Records supplied:

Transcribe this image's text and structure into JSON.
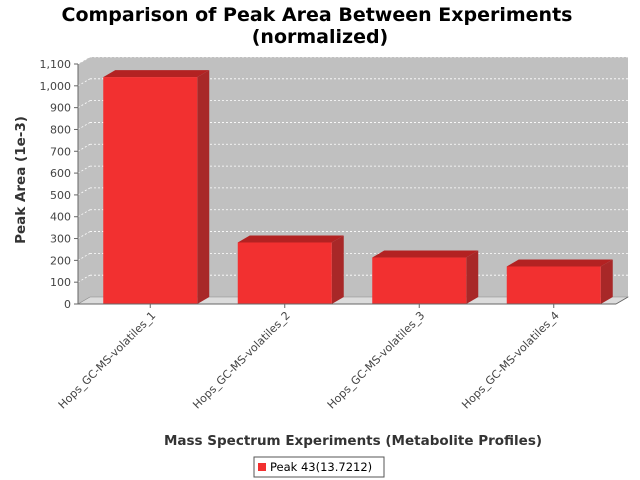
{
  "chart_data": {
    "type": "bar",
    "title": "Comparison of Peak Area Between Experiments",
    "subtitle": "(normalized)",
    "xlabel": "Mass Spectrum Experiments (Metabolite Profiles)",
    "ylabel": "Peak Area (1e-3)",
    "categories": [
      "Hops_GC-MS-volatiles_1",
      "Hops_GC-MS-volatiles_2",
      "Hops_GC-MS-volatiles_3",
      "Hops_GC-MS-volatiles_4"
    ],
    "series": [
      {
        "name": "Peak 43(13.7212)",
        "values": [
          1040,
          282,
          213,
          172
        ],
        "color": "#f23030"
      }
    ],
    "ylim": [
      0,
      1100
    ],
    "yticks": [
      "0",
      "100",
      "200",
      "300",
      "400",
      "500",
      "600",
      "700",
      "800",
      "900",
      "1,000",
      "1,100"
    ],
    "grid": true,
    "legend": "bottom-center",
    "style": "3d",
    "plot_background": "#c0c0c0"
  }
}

* * *

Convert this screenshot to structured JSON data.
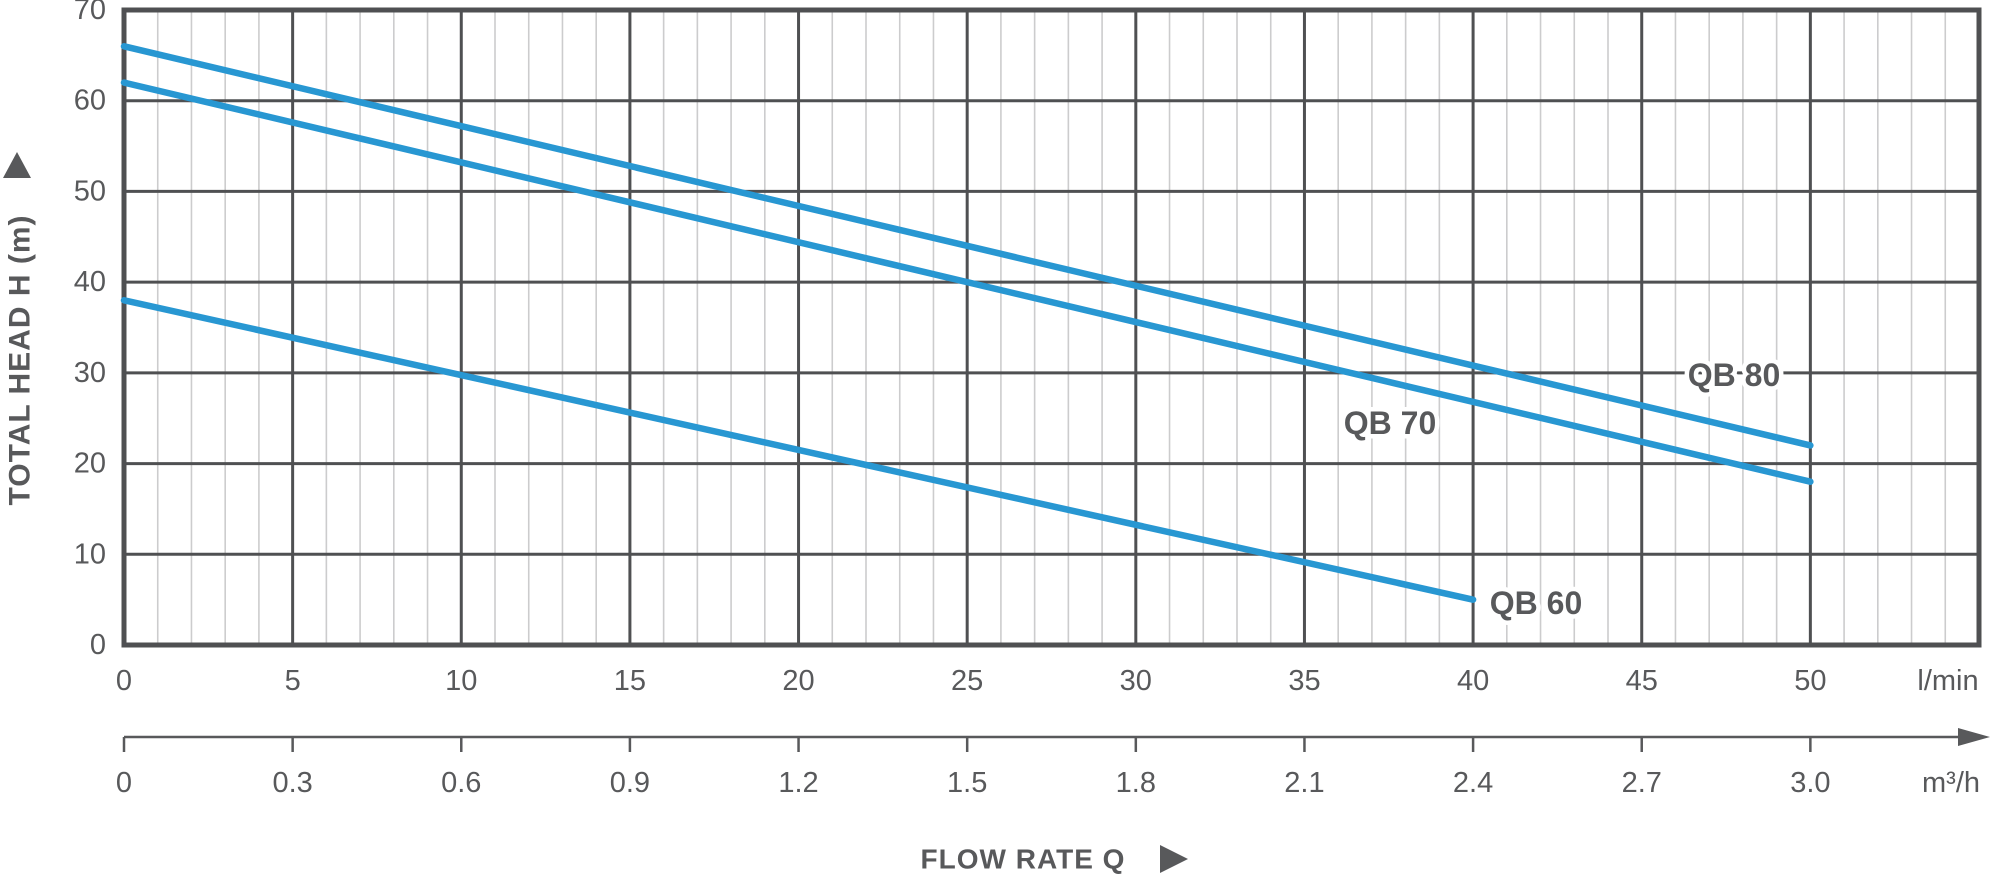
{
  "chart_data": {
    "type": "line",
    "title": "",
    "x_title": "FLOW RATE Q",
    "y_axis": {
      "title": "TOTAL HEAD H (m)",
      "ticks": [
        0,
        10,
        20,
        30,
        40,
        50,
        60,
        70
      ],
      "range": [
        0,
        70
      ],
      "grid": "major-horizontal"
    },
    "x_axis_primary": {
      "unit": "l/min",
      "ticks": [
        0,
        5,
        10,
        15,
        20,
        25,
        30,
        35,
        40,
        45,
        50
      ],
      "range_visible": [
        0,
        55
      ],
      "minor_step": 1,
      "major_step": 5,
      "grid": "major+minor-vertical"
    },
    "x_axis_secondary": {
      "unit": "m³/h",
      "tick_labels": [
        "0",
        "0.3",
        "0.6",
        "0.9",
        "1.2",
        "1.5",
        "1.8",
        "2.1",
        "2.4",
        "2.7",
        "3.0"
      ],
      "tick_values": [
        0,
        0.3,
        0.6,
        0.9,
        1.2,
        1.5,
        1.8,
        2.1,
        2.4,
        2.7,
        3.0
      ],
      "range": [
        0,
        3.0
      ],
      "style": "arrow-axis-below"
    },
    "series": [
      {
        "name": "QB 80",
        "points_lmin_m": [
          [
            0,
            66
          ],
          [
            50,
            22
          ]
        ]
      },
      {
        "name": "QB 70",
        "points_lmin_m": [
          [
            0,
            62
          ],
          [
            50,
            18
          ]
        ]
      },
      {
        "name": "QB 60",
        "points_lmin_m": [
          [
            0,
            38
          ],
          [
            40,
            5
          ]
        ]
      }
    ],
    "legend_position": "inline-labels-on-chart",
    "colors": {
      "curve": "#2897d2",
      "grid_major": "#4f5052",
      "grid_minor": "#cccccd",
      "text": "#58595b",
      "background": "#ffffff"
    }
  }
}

Requirements:
Look through the material above and pick out each line holding the word "Peak".

Result of the exercise:
    "title": "Comparison of Peak Area Between Experiments",
    "ylabel": "Peak Area (1e-3)",
        "name": "Peak 43(13.7212)",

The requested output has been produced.